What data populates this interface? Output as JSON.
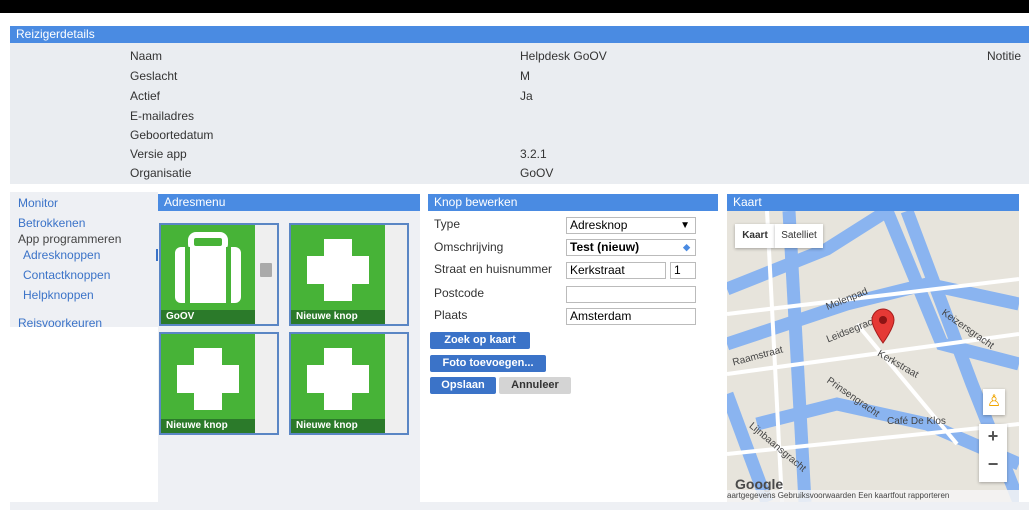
{
  "reiziger": {
    "title": "Reizigerdetails",
    "notitie": "Notitie",
    "fields": [
      {
        "label": "Naam",
        "value": "Helpdesk GoOV"
      },
      {
        "label": "Geslacht",
        "value": "M"
      },
      {
        "label": "Actief",
        "value": "Ja"
      },
      {
        "label": "E-mailadres",
        "value": ""
      },
      {
        "label": "Geboortedatum",
        "value": ""
      },
      {
        "label": "Versie app",
        "value": "3.2.1"
      },
      {
        "label": "Organisatie",
        "value": "GoOV"
      }
    ]
  },
  "nav": {
    "monitor": "Monitor",
    "betrokkenen": "Betrokkenen",
    "app_programmeren": "App programmeren",
    "adresknoppen": "Adresknoppen",
    "contactknoppen": "Contactknoppen",
    "helpknoppen": "Helpknoppen",
    "reisvoorkeuren": "Reisvoorkeuren"
  },
  "adresmenu": {
    "title": "Adresmenu",
    "tiles": [
      "GoOV",
      "Nieuwe knop",
      "Nieuwe knop",
      "Nieuwe knop"
    ]
  },
  "knop": {
    "title": "Knop bewerken",
    "type_label": "Type",
    "type_value": "Adresknop",
    "omschrijving_label": "Omschrijving",
    "omschrijving_value": "Test (nieuw)",
    "straat_label": "Straat en huisnummer",
    "straat_value": "Kerkstraat",
    "huisnummer_value": "1",
    "postcode_label": "Postcode",
    "postcode_value": "",
    "plaats_label": "Plaats",
    "plaats_value": "Amsterdam",
    "zoek_button": "Zoek op kaart",
    "foto_button": "Foto toevoegen...",
    "opslaan_button": "Opslaan",
    "annuleer_button": "Annuleer"
  },
  "kaart": {
    "title": "Kaart",
    "tab_kaart": "Kaart",
    "tab_satelliet": "Satelliet",
    "streets": [
      "Molenpad",
      "Leidsegracht",
      "Keizersgracht",
      "Raamstraat",
      "Kerkstraat",
      "Prinsengracht",
      "Lijnbaansgracht",
      "Café De Klos"
    ],
    "footer": "aartgegevens   Gebruiksvoorwaarden   Een kaartfout rapporteren",
    "logo": "Google"
  }
}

════════════════════

**Stated exercise:** Go through the listing above and return every line where the word "GoOV" occurs.

**Output for this exercise:**
        "value": "Helpdesk GoOV"
        "value": "GoOV"
      "GoOV",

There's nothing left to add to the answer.